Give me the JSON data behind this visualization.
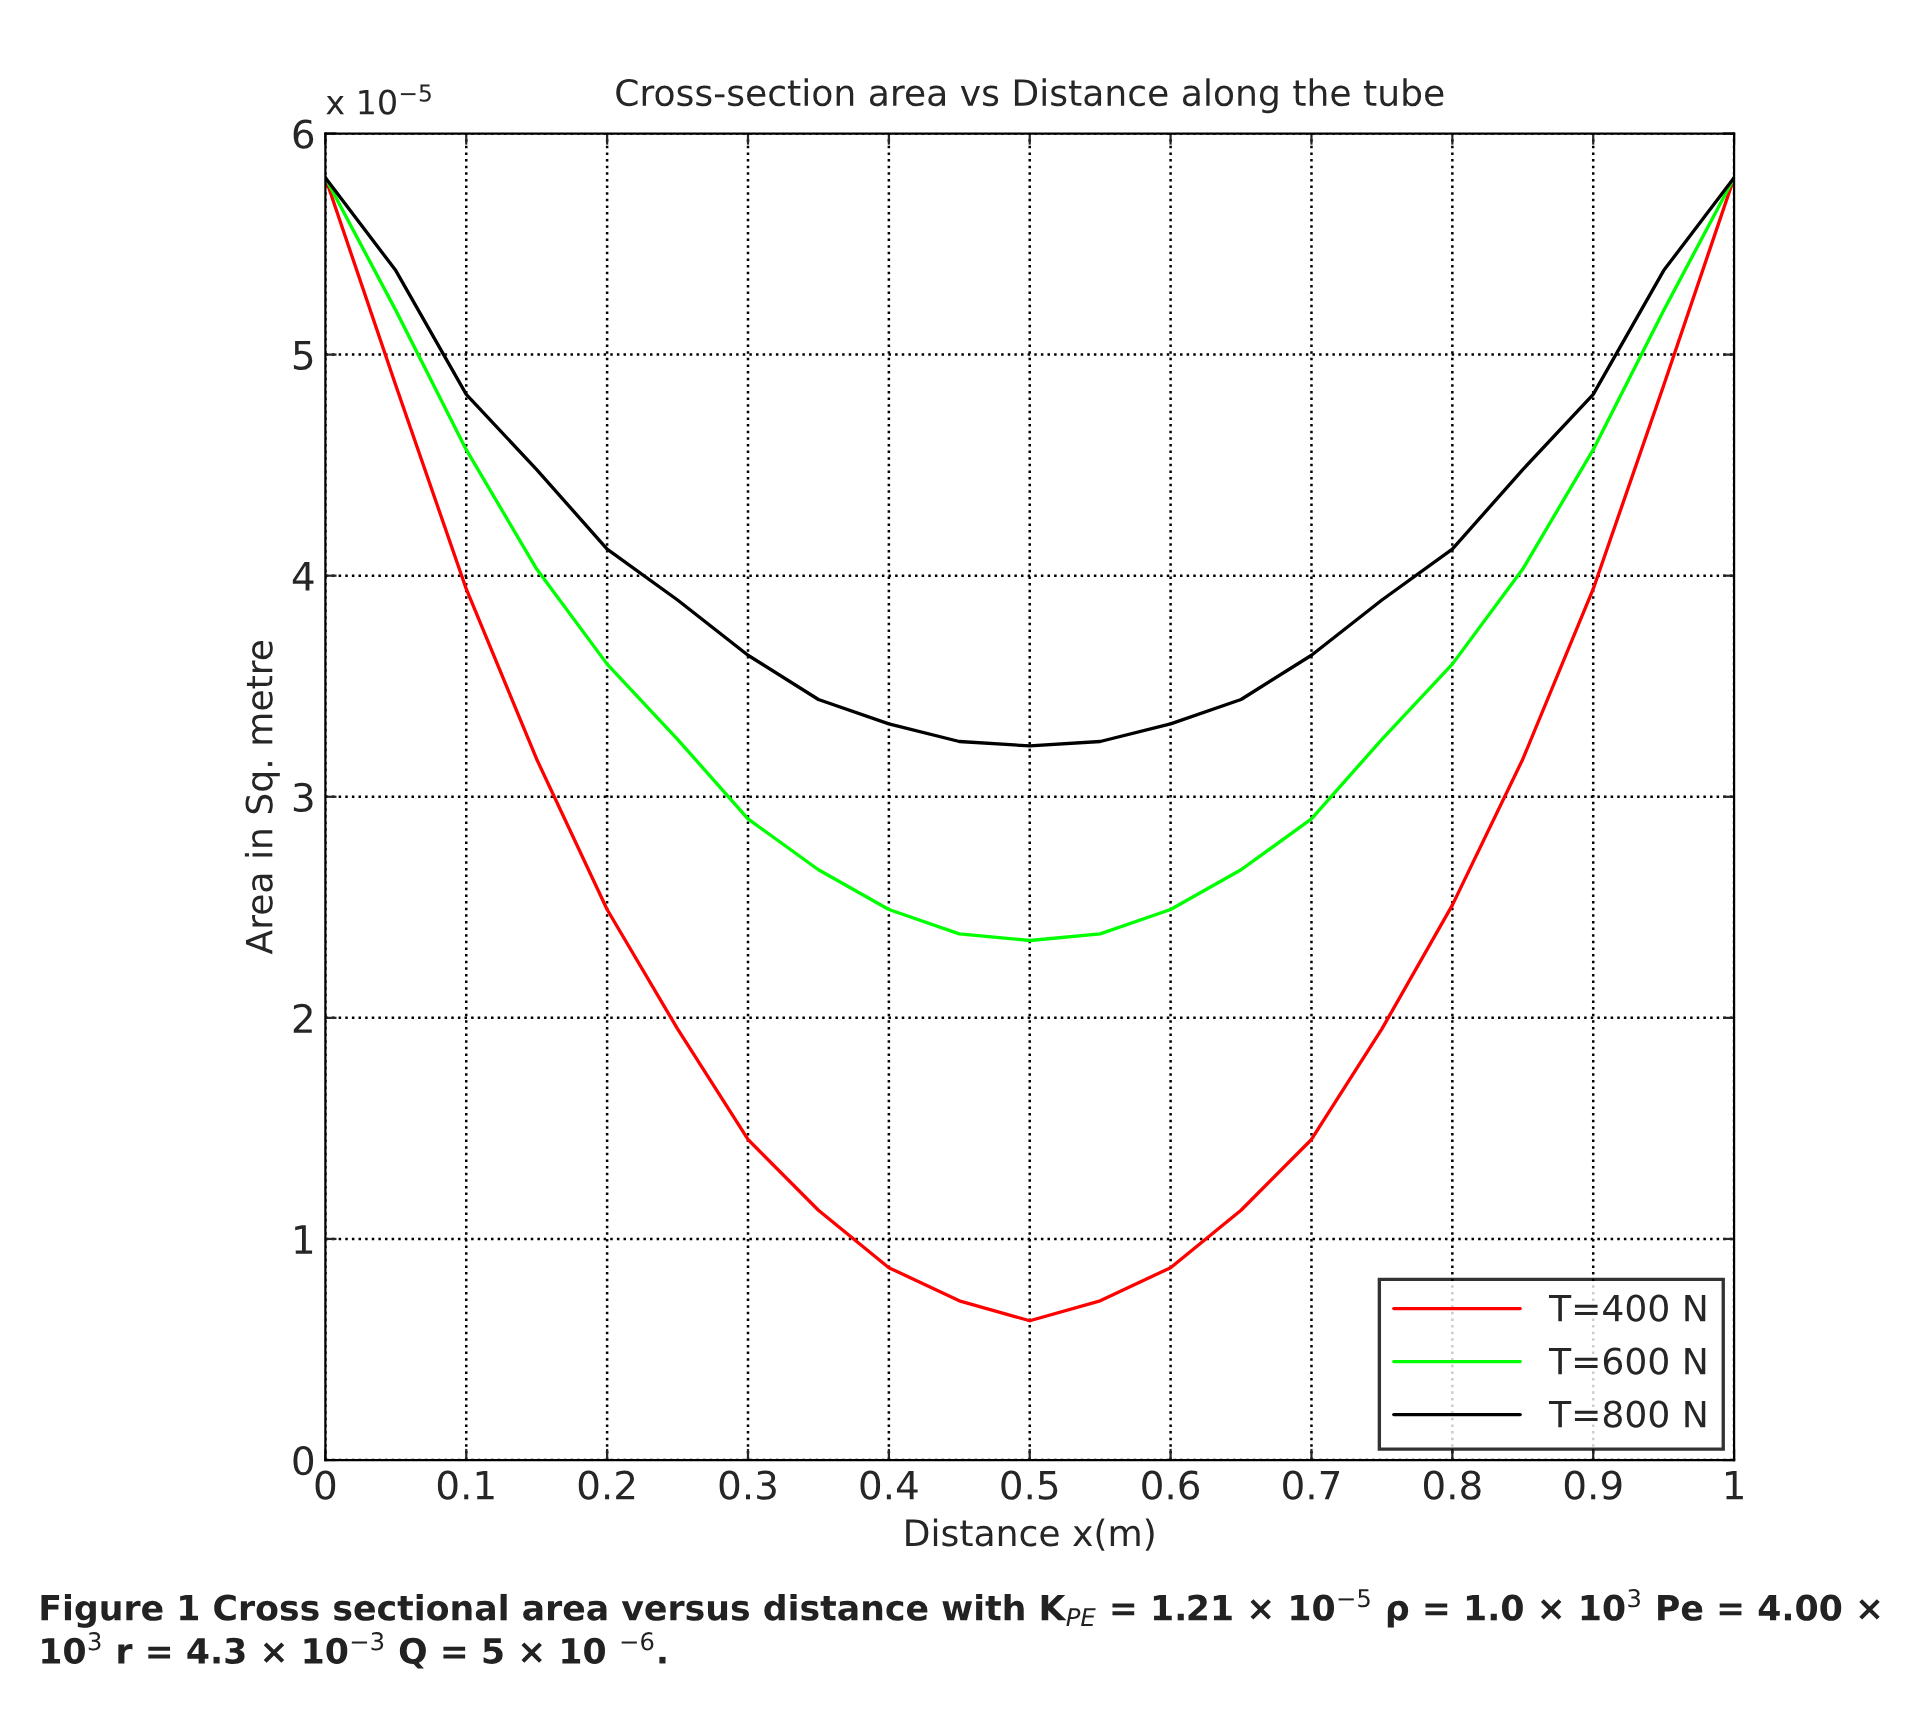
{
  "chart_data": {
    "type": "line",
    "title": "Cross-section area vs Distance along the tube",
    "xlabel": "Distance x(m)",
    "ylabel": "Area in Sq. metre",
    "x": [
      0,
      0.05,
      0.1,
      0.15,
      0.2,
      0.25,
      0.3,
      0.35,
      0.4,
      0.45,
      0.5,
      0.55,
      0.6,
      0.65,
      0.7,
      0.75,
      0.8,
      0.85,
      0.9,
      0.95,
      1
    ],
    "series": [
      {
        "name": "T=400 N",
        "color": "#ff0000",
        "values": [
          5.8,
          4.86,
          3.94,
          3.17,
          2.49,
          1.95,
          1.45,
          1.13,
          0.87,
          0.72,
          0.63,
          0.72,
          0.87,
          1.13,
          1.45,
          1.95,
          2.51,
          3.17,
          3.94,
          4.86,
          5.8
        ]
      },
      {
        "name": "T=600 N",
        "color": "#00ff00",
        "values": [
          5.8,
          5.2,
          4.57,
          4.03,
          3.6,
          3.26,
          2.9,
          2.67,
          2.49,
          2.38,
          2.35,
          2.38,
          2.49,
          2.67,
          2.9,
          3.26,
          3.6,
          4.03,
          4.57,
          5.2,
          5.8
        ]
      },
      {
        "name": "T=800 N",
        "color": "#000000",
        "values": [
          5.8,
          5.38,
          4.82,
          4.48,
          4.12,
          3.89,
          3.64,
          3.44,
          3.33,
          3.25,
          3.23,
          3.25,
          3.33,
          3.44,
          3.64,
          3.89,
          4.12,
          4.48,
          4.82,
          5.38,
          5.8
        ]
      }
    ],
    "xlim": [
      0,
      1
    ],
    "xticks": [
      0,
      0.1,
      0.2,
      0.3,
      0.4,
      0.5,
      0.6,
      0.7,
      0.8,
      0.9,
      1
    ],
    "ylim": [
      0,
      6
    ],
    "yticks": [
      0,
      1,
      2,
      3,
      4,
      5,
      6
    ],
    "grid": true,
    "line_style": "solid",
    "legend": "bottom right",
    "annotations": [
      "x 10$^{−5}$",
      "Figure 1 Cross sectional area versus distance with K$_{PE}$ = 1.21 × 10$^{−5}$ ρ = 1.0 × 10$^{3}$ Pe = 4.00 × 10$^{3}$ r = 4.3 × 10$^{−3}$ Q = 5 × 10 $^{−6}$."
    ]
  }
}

· · · · · · ·

Each record should be quoted exactly, with the images omitted.

- _Answer to this exercise_:
Give me the JSON data behind this visualization.
{
  "chart_data": {
    "type": "line",
    "title": "Cross-section area vs Distance along the tube",
    "xlabel": "Distance x(m)",
    "ylabel": "Area in Sq. metre",
    "x": [
      0,
      0.05,
      0.1,
      0.15,
      0.2,
      0.25,
      0.3,
      0.35,
      0.4,
      0.45,
      0.5,
      0.55,
      0.6,
      0.65,
      0.7,
      0.75,
      0.8,
      0.85,
      0.9,
      0.95,
      1
    ],
    "series": [
      {
        "name": "T=400 N",
        "color": "#ff0000",
        "values": [
          5.8,
          4.86,
          3.94,
          3.17,
          2.49,
          1.95,
          1.45,
          1.13,
          0.87,
          0.72,
          0.63,
          0.72,
          0.87,
          1.13,
          1.45,
          1.95,
          2.51,
          3.17,
          3.94,
          4.86,
          5.8
        ]
      },
      {
        "name": "T=600 N",
        "color": "#00ff00",
        "values": [
          5.8,
          5.2,
          4.57,
          4.03,
          3.6,
          3.26,
          2.9,
          2.67,
          2.49,
          2.38,
          2.35,
          2.38,
          2.49,
          2.67,
          2.9,
          3.26,
          3.6,
          4.03,
          4.57,
          5.2,
          5.8
        ]
      },
      {
        "name": "T=800 N",
        "color": "#000000",
        "values": [
          5.8,
          5.38,
          4.82,
          4.48,
          4.12,
          3.89,
          3.64,
          3.44,
          3.33,
          3.25,
          3.23,
          3.25,
          3.33,
          3.44,
          3.64,
          3.89,
          4.12,
          4.48,
          4.82,
          5.38,
          5.8
        ]
      }
    ],
    "xlim": [
      0,
      1
    ],
    "xticks": [
      0,
      0.1,
      0.2,
      0.3,
      0.4,
      0.5,
      0.6,
      0.7,
      0.8,
      0.9,
      1
    ],
    "ylim": [
      0,
      6
    ],
    "yticks": [
      0,
      1,
      2,
      3,
      4,
      5,
      6
    ],
    "grid": true,
    "line_style": "solid",
    "legend": "bottom right",
    "annotations": [
      "x 10$^{−5}$",
      "Figure 1 Cross sectional area versus distance with K$_{PE}$ = 1.21 × 10$^{−5}$ ρ = 1.0 × 10$^{3}$ Pe = 4.00 × 10$^{3}$ r = 4.3 × 10$^{−3}$ Q = 5 × 10 $^{−6}$."
    ]
  }
}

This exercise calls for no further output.